Entries from a visual dataset:
⁂

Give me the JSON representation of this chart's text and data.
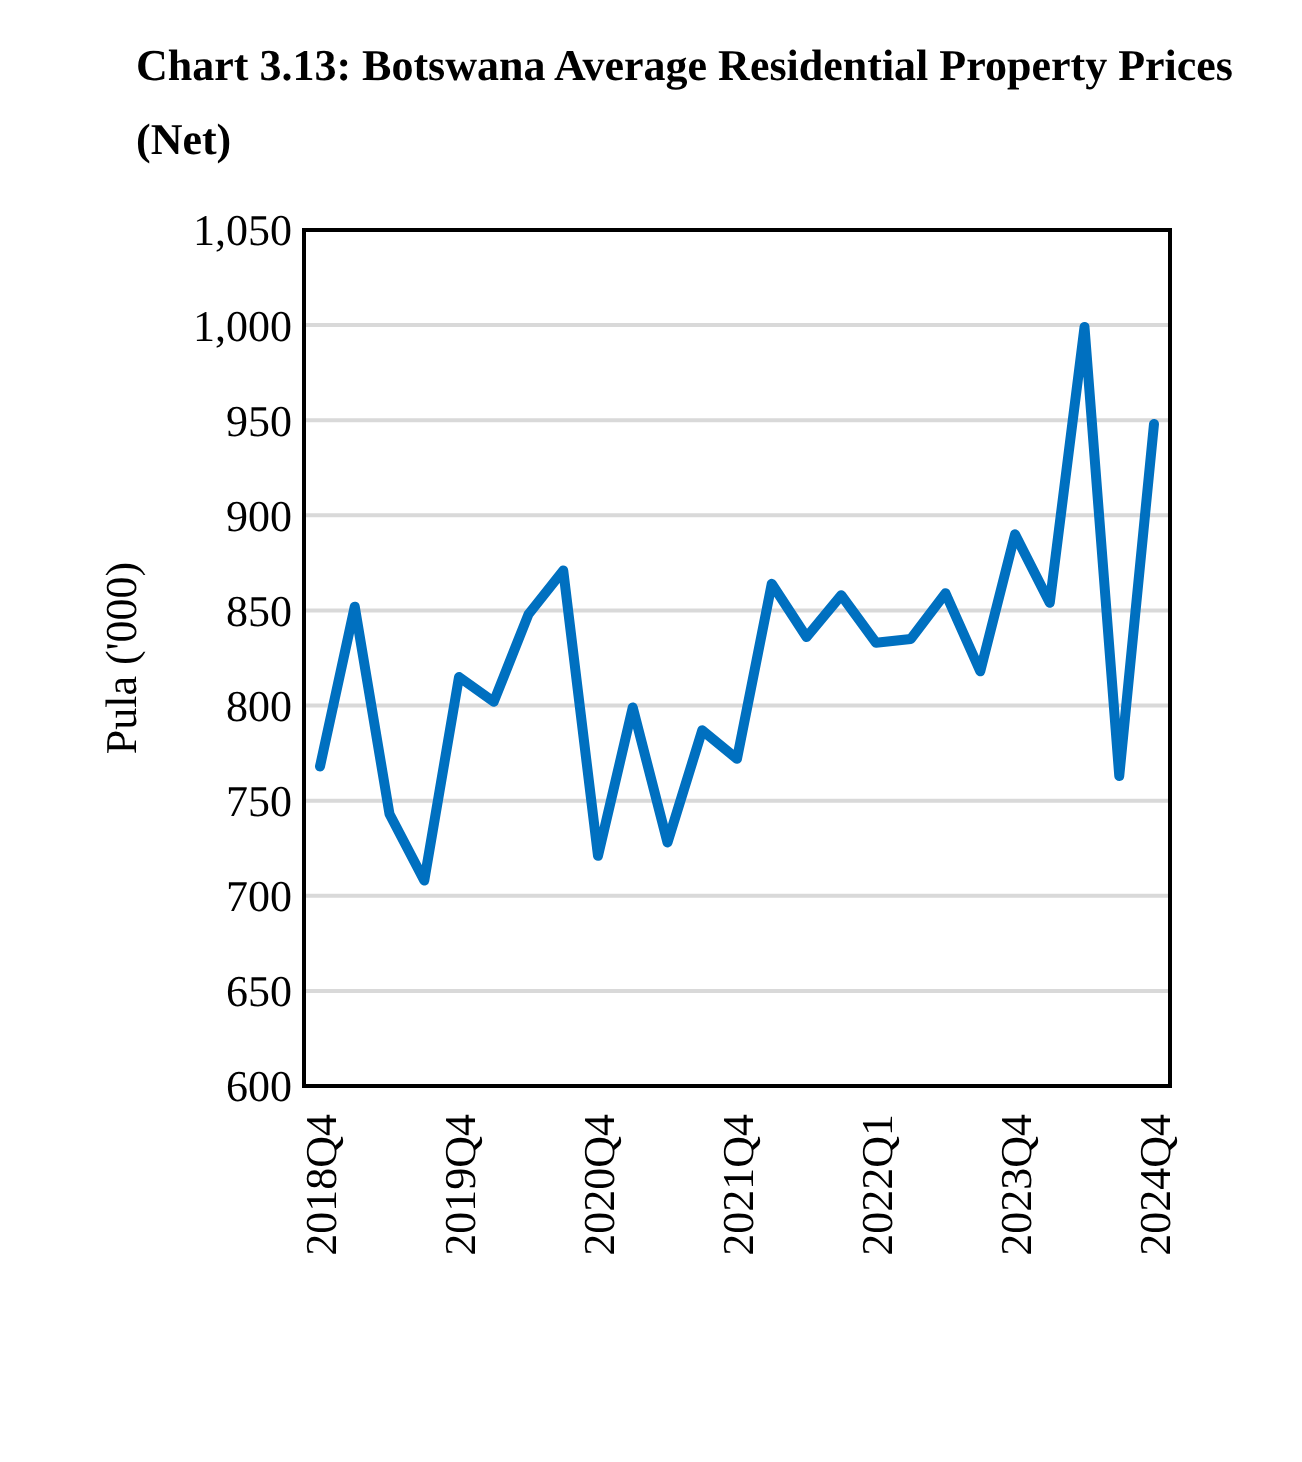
{
  "chart_data": {
    "type": "line",
    "title": "Chart 3.13: Botswana Average Residential Property Prices (Net)",
    "ylabel": "Pula ('000)",
    "categories": [
      "2018Q4",
      null,
      null,
      null,
      "2019Q4",
      null,
      null,
      null,
      "2020Q4",
      null,
      null,
      null,
      "2021Q4",
      null,
      null,
      null,
      "2022Q1",
      null,
      null,
      null,
      "2023Q4",
      null,
      null,
      null,
      "2024Q4"
    ],
    "series": [
      {
        "color": "#0070c0",
        "values": [
          768,
          852,
          743,
          708,
          815,
          802,
          848,
          871,
          721,
          799,
          728,
          787,
          772,
          864,
          836,
          858,
          833,
          835,
          859,
          818,
          890,
          854,
          999,
          763,
          948
        ]
      }
    ],
    "ylim": [
      600,
      1050
    ],
    "yticks": [
      {
        "value": 600,
        "label": "600"
      },
      {
        "value": 650,
        "label": "650"
      },
      {
        "value": 700,
        "label": "700"
      },
      {
        "value": 750,
        "label": "750"
      },
      {
        "value": 800,
        "label": "800"
      },
      {
        "value": 850,
        "label": "850"
      },
      {
        "value": 900,
        "label": "900"
      },
      {
        "value": 950,
        "label": "950"
      },
      {
        "value": 1000,
        "label": "1,000"
      },
      {
        "value": 1050,
        "label": "1,050"
      }
    ],
    "grid": "y",
    "marker": "none",
    "line_style": "solid"
  }
}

⁂

■ SHORT PROBLEM
Exclude the pictures. Write out the remaining data exactly.

■ TASK OUTPUT
Give me the JSON representation of this chart's text and data.
{
  "chart_data": {
    "type": "line",
    "title": "Chart 3.13: Botswana Average Residential Property Prices (Net)",
    "ylabel": "Pula ('000)",
    "categories": [
      "2018Q4",
      null,
      null,
      null,
      "2019Q4",
      null,
      null,
      null,
      "2020Q4",
      null,
      null,
      null,
      "2021Q4",
      null,
      null,
      null,
      "2022Q1",
      null,
      null,
      null,
      "2023Q4",
      null,
      null,
      null,
      "2024Q4"
    ],
    "series": [
      {
        "color": "#0070c0",
        "values": [
          768,
          852,
          743,
          708,
          815,
          802,
          848,
          871,
          721,
          799,
          728,
          787,
          772,
          864,
          836,
          858,
          833,
          835,
          859,
          818,
          890,
          854,
          999,
          763,
          948
        ]
      }
    ],
    "ylim": [
      600,
      1050
    ],
    "yticks": [
      {
        "value": 600,
        "label": "600"
      },
      {
        "value": 650,
        "label": "650"
      },
      {
        "value": 700,
        "label": "700"
      },
      {
        "value": 750,
        "label": "750"
      },
      {
        "value": 800,
        "label": "800"
      },
      {
        "value": 850,
        "label": "850"
      },
      {
        "value": 900,
        "label": "900"
      },
      {
        "value": 950,
        "label": "950"
      },
      {
        "value": 1000,
        "label": "1,000"
      },
      {
        "value": 1050,
        "label": "1,050"
      }
    ],
    "grid": "y",
    "marker": "none",
    "line_style": "solid"
  }
}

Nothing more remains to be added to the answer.